- **Goal of the exercise**:
Turn the lines from the start of the list through the one containing "481, 468, 495]" into a numbered list, with blank lines dropped.

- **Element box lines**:
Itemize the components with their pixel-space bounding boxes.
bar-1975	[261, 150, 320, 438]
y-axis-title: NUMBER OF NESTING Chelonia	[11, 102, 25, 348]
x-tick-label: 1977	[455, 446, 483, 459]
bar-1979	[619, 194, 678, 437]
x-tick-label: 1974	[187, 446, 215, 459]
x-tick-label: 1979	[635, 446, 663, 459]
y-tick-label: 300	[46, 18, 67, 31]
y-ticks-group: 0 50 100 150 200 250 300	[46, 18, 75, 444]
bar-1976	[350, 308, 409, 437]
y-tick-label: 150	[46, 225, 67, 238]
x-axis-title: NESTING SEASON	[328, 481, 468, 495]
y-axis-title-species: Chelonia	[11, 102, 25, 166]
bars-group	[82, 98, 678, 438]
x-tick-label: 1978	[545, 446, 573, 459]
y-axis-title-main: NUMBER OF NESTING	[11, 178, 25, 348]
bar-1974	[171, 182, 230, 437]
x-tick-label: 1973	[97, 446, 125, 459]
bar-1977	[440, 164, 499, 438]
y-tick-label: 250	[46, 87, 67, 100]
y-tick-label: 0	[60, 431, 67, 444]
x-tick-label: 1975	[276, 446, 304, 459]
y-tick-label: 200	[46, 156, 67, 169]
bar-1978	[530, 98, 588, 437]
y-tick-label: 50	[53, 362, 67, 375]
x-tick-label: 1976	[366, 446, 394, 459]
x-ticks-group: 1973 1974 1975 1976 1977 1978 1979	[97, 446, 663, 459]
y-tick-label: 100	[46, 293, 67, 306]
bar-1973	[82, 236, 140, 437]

- **Task response**:
1. Itemize the components with their pixel-space bounding boxes.
2. bar-1975	[261, 150, 320, 438]
3. y-axis-title: NUMBER OF NESTING Chelonia	[11, 102, 25, 348]
4. x-tick-label: 1977	[455, 446, 483, 459]
5. bar-1979	[619, 194, 678, 437]
6. x-tick-label: 1974	[187, 446, 215, 459]
7. x-tick-label: 1979	[635, 446, 663, 459]
8. y-tick-label: 300	[46, 18, 67, 31]
9. y-ticks-group: 0 50 100 150 200 250 300	[46, 18, 75, 444]
10. bar-1976	[350, 308, 409, 437]
11. y-tick-label: 150	[46, 225, 67, 238]
12. x-axis-title: NESTING SEASON	[328, 481, 468, 495]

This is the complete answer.